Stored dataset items
[START]
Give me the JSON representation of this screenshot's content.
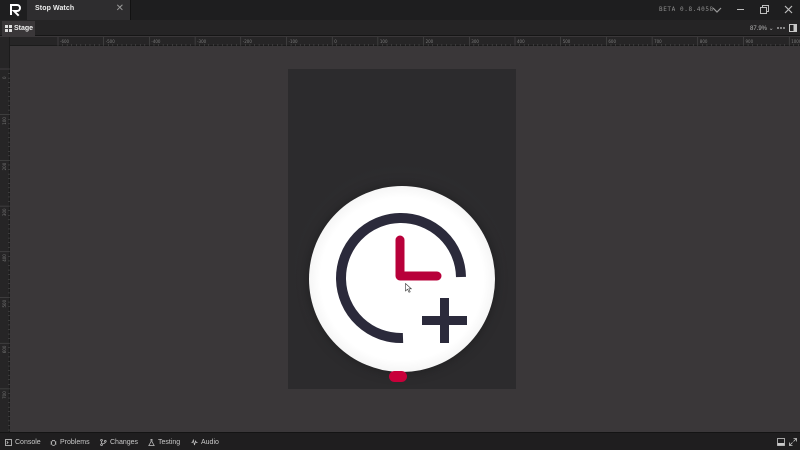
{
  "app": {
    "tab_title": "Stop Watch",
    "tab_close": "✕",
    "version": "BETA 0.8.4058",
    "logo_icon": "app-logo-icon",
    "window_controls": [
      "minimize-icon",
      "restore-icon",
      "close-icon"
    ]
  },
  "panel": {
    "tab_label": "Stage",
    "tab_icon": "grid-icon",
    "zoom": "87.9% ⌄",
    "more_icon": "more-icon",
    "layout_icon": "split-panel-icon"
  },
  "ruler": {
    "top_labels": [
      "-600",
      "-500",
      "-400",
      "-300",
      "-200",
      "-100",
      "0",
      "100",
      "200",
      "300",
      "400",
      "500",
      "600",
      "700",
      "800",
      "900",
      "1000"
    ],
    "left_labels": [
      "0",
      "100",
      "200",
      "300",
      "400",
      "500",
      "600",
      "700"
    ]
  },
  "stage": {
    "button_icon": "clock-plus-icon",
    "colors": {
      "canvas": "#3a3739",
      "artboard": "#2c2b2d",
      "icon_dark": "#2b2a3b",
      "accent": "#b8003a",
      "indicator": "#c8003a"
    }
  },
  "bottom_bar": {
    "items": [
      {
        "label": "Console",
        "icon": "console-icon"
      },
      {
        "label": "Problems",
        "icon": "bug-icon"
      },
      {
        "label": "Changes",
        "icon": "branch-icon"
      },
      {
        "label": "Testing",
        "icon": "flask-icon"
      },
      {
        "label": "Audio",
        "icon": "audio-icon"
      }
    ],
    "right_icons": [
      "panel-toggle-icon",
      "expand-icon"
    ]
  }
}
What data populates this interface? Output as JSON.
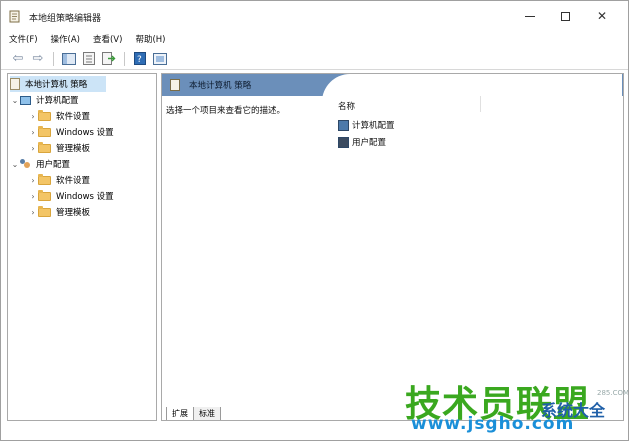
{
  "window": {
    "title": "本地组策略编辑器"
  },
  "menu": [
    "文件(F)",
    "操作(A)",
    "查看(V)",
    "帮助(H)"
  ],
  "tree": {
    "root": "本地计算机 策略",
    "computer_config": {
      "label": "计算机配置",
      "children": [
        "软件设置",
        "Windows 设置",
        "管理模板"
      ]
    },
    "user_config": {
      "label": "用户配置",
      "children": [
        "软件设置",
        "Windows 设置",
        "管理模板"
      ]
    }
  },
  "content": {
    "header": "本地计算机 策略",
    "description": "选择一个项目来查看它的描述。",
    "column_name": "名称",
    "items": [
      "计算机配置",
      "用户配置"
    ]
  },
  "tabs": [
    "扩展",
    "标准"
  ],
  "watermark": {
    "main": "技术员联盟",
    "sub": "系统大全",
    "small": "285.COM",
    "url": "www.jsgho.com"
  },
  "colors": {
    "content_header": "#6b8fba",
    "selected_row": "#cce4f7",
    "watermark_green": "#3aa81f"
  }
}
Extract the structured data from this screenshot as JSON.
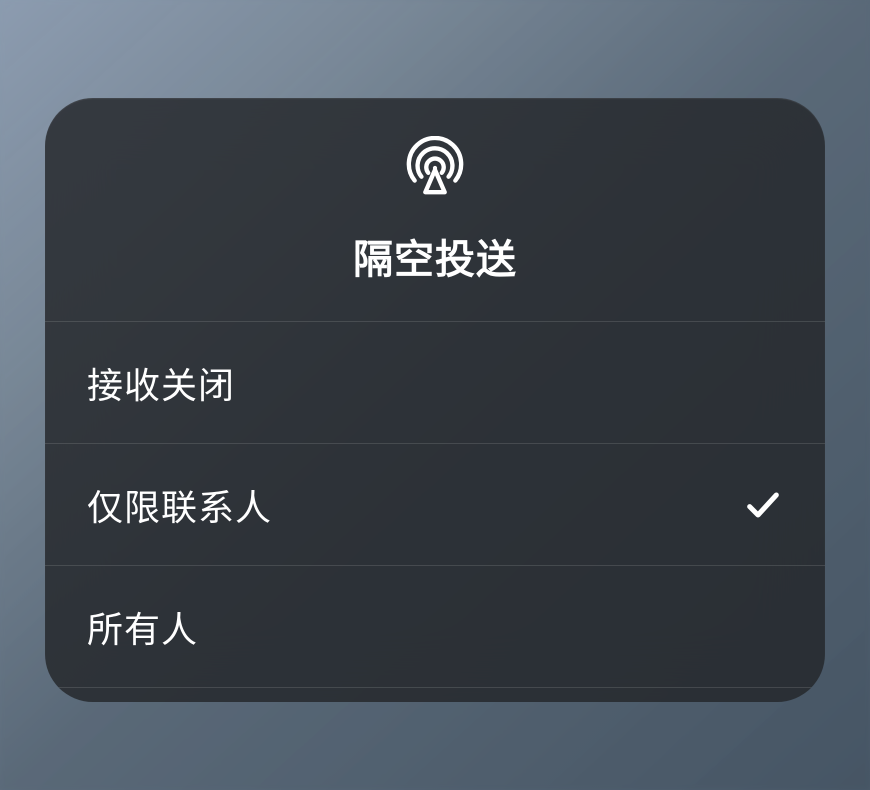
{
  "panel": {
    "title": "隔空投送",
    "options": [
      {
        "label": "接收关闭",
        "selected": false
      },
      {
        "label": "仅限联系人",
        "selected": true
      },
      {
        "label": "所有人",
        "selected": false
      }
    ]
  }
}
[END]
• _Goal_:
Find all lines where the word "screenshot" appears. Copy them.

• _Solution for this problem_:
Give me the JSON representation of this screenshot's content.
Extract the structured data from this screenshot as JSON.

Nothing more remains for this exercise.